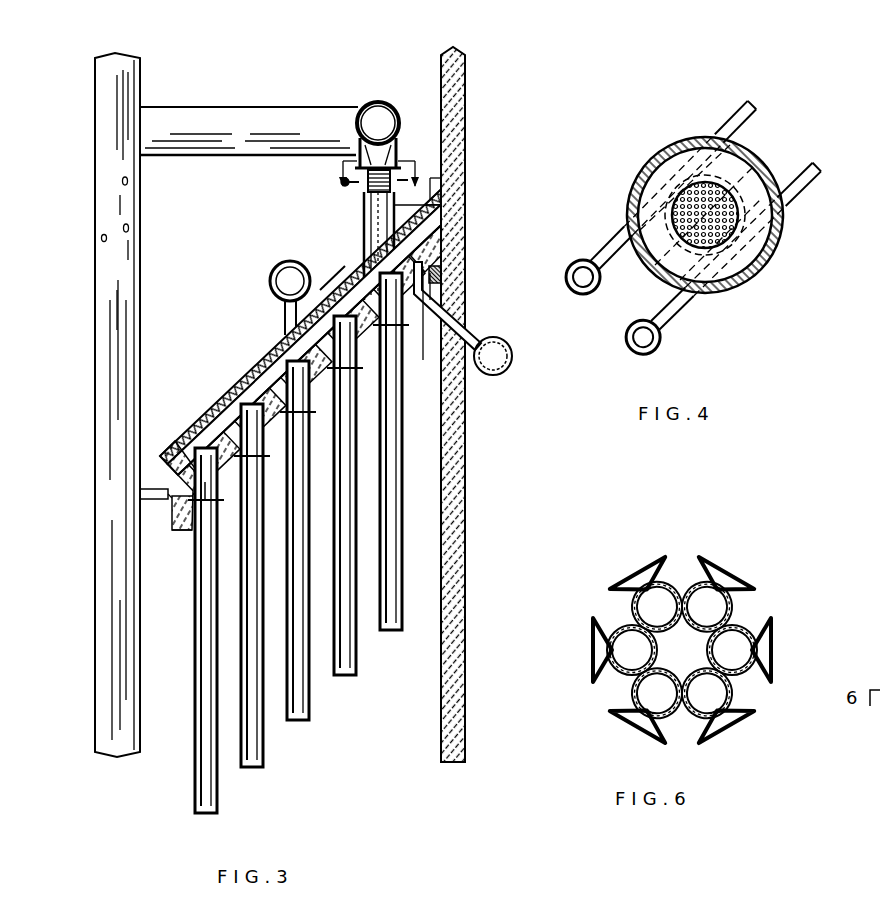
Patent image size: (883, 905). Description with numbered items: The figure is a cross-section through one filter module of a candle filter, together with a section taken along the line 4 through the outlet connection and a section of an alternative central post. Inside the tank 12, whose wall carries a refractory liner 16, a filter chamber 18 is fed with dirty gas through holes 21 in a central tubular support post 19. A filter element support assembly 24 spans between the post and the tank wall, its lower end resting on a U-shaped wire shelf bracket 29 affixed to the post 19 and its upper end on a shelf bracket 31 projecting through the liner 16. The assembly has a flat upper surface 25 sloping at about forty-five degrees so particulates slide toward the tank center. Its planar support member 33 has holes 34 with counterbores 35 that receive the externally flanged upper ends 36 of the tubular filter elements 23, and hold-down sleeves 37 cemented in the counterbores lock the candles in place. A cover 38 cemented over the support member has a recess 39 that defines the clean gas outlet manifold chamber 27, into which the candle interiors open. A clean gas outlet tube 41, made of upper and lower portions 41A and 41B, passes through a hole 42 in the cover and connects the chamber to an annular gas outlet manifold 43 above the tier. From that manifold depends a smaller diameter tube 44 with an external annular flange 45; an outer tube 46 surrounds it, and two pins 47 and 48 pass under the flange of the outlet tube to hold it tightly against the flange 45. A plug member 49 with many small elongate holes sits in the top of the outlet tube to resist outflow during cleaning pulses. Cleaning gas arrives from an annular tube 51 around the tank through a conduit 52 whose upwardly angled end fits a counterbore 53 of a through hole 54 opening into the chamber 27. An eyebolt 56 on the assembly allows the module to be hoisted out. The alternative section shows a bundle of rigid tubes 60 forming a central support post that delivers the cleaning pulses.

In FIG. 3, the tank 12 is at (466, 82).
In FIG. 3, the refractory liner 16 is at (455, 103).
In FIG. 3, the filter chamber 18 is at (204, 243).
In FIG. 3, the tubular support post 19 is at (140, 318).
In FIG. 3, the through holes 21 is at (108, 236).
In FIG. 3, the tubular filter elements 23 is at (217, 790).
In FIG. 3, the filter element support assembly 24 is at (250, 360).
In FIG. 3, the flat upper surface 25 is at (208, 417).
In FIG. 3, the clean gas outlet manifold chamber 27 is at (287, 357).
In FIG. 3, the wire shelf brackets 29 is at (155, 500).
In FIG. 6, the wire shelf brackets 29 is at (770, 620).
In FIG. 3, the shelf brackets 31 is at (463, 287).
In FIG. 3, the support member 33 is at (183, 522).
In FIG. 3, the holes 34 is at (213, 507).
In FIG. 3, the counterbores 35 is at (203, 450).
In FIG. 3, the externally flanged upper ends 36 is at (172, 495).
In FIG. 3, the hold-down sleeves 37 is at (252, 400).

□ □ □ □ □

**To do**
Turn the material above into a numbered list, skipping blank lines, and omit the picture itself from your answer.

**Reply**
1. Patent image size: (883, 905). Description with numbered items: The figure is a cross-section through one filter module of a candle filter, together with a section taken along the line 4 through the outlet connection and a section of an alternative central post. Inside the tank 12, whose wall carries a refractory liner 16, a filter chamber 18 is fed with dirty gas through holes 21 in a central tubular support post 19. A filter element support assembly 24 spans between the post and the tank wall, its lower end resting on a U-shaped wire shelf bracket 29 affixed to the post 19 and its upper end on a shelf bracket 31 projecting through the liner 16. The assembly has a flat upper surface 25 sloping at about forty-five degrees so particulates slide toward the tank center. Its planar support member 33 has holes 34 with counterbores 35 that receive the externally flanged upper ends 36 of the tubular filter elements 23, and hold-down sleeves 37 cemented in the counterbores lock the candles in place. A cover 38 cemented over the support member has a recess 39 that defines the clean gas outlet manifold chamber 27, into which the candle interiors open. A clean gas outlet tube 41, made of upper and lower portions 41A and 41B, passes through a hole 42 in the cover and connects the chamber to an annular gas outlet manifold 43 above the tier. From that manifold depends a smaller diameter tube 44 with an external annular flange 45; an outer tube 46 surrounds it, and two pins 47 and 48 pass under the flange of the outlet tube to hold it tightly against the flange 45. A plug member 49 with many small elongate holes sits in the top of the outlet tube to resist outflow during cleaning pulses. Cleaning gas arrives from an annular tube 51 around the tank through a conduit 52 whose upwardly angled end fits a counterbore 53 of a through hole 54 opening into the chamber 27. An eyebolt 56 on the assembly allows the module to be hoisted out. The alternative section shows a bundle of rigid tubes 60 forming a central support post that delivers the cleaning pulses.
2. In FIG. 3, the tank 12 is at (466, 82).
3. In FIG. 3, the refractory liner 16 is at (455, 103).
4. In FIG. 3, the filter chamber 18 is at (204, 243).
5. In FIG. 3, the tubular support post 19 is at (140, 318).
6. In FIG. 3, the through holes 21 is at (108, 236).
7. In FIG. 3, the tubular filter elements 23 is at (217, 790).
8. In FIG. 3, the filter element support assembly 24 is at (250, 360).
9. In FIG. 3, the flat upper surface 25 is at (208, 417).
10. In FIG. 3, the clean gas outlet manifold chamber 27 is at (287, 357).
11. In FIG. 3, the wire shelf brackets 29 is at (155, 500).
12. In FIG. 6, the wire shelf brackets 29 is at (770, 620).
13. In FIG. 3, the shelf brackets 31 is at (463, 287).
14. In FIG. 3, the support member 33 is at (183, 522).
15. In FIG. 3, the holes 34 is at (213, 507).
16. In FIG. 3, the counterbores 35 is at (203, 450).
17. In FIG. 3, the externally flanged upper ends 36 is at (172, 495).
18. In FIG. 3, the hold-down sleeves 37 is at (252, 400).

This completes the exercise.